Your goal: Retype each record shown below, leaving every character as it is.

(Collected data)
▼▼▼

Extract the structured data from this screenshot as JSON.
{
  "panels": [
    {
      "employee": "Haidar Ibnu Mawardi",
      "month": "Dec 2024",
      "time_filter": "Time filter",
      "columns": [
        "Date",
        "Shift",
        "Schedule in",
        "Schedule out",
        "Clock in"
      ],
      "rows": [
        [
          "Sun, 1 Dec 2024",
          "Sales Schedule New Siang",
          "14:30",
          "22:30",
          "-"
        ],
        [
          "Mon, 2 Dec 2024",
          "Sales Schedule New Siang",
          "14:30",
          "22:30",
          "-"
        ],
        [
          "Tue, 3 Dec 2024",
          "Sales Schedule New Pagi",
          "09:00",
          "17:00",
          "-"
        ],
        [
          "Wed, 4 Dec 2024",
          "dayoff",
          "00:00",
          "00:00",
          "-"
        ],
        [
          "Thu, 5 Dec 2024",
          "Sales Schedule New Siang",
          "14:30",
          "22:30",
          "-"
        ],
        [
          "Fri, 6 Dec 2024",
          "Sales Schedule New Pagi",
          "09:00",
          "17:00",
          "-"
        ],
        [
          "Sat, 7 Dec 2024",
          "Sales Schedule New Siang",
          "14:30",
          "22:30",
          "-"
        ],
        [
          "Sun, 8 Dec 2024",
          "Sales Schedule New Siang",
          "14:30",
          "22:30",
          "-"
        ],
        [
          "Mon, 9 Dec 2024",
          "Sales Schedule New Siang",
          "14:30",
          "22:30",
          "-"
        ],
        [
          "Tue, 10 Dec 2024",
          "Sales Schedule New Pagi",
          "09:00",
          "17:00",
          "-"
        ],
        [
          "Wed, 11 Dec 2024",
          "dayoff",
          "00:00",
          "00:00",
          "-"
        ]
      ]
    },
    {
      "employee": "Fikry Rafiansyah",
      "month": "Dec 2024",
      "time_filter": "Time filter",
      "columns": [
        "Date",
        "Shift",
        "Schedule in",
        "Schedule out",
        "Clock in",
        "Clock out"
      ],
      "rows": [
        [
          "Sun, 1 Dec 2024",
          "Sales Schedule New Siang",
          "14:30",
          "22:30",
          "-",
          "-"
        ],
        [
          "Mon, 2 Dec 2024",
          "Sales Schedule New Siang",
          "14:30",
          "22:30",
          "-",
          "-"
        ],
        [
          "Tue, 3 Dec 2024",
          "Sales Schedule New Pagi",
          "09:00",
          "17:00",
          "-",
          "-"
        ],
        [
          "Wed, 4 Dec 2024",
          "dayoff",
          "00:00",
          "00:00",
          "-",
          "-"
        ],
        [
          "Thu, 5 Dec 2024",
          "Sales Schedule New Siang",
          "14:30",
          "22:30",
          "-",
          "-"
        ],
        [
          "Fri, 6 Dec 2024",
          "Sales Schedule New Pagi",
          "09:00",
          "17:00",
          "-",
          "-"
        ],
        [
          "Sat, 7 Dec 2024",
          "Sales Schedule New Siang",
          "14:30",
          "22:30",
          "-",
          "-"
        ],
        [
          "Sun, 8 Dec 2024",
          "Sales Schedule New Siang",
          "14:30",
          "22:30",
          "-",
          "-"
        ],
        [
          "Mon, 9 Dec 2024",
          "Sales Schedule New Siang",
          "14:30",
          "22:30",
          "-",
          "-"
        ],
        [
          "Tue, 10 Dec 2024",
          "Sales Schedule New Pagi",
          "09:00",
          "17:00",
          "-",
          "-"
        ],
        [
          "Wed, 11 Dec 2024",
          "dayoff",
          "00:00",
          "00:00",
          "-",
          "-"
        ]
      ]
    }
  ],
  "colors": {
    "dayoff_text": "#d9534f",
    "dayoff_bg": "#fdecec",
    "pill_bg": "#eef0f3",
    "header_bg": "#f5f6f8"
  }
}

▲▲▲

Written solution:
Extract the structured data from this screenshot as JSON.
{
  "panels": [
    {
      "employee": "Haidar Ibnu Mawardi",
      "month": "Dec 2024",
      "time_filter": "Time filter",
      "columns": [
        "Date",
        "Shift",
        "Schedule in",
        "Schedule out",
        "Clock in"
      ],
      "rows": [
        [
          "Sun, 1 Dec 2024",
          "Sales Schedule New Siang",
          "14:30",
          "22:30",
          "-"
        ],
        [
          "Mon, 2 Dec 2024",
          "Sales Schedule New Siang",
          "14:30",
          "22:30",
          "-"
        ],
        [
          "Tue, 3 Dec 2024",
          "Sales Schedule New Pagi",
          "09:00",
          "17:00",
          "-"
        ],
        [
          "Wed, 4 Dec 2024",
          "dayoff",
          "00:00",
          "00:00",
          "-"
        ],
        [
          "Thu, 5 Dec 2024",
          "Sales Schedule New Siang",
          "14:30",
          "22:30",
          "-"
        ],
        [
          "Fri, 6 Dec 2024",
          "Sales Schedule New Pagi",
          "09:00",
          "17:00",
          "-"
        ],
        [
          "Sat, 7 Dec 2024",
          "Sales Schedule New Siang",
          "14:30",
          "22:30",
          "-"
        ],
        [
          "Sun, 8 Dec 2024",
          "Sales Schedule New Siang",
          "14:30",
          "22:30",
          "-"
        ],
        [
          "Mon, 9 Dec 2024",
          "Sales Schedule New Siang",
          "14:30",
          "22:30",
          "-"
        ],
        [
          "Tue, 10 Dec 2024",
          "Sales Schedule New Pagi",
          "09:00",
          "17:00",
          "-"
        ],
        [
          "Wed, 11 Dec 2024",
          "dayoff",
          "00:00",
          "00:00",
          "-"
        ]
      ]
    },
    {
      "employee": "Fikry Rafiansyah",
      "month": "Dec 2024",
      "time_filter": "Time filter",
      "columns": [
        "Date",
        "Shift",
        "Schedule in",
        "Schedule out",
        "Clock in",
        "Clock out"
      ],
      "rows": [
        [
          "Sun, 1 Dec 2024",
          "Sales Schedule New Siang",
          "14:30",
          "22:30",
          "-",
          "-"
        ],
        [
          "Mon, 2 Dec 2024",
          "Sales Schedule New Siang",
          "14:30",
          "22:30",
          "-",
          "-"
        ],
        [
          "Tue, 3 Dec 2024",
          "Sales Schedule New Pagi",
          "09:00",
          "17:00",
          "-",
          "-"
        ],
        [
          "Wed, 4 Dec 2024",
          "dayoff",
          "00:00",
          "00:00",
          "-",
          "-"
        ],
        [
          "Thu, 5 Dec 2024",
          "Sales Schedule New Siang",
          "14:30",
          "22:30",
          "-",
          "-"
        ],
        [
          "Fri, 6 Dec 2024",
          "Sales Schedule New Pagi",
          "09:00",
          "17:00",
          "-",
          "-"
        ],
        [
          "Sat, 7 Dec 2024",
          "Sales Schedule New Siang",
          "14:30",
          "22:30",
          "-",
          "-"
        ],
        [
          "Sun, 8 Dec 2024",
          "Sales Schedule New Siang",
          "14:30",
          "22:30",
          "-",
          "-"
        ],
        [
          "Mon, 9 Dec 2024",
          "Sales Schedule New Siang",
          "14:30",
          "22:30",
          "-",
          "-"
        ],
        [
          "Tue, 10 Dec 2024",
          "Sales Schedule New Pagi",
          "09:00",
          "17:00",
          "-",
          "-"
        ],
        [
          "Wed, 11 Dec 2024",
          "dayoff",
          "00:00",
          "00:00",
          "-",
          "-"
        ]
      ]
    }
  ],
  "colors": {
    "dayoff_text": "#d9534f",
    "dayoff_bg": "#fdecec",
    "pill_bg": "#eef0f3",
    "header_bg": "#f5f6f8"
  }
}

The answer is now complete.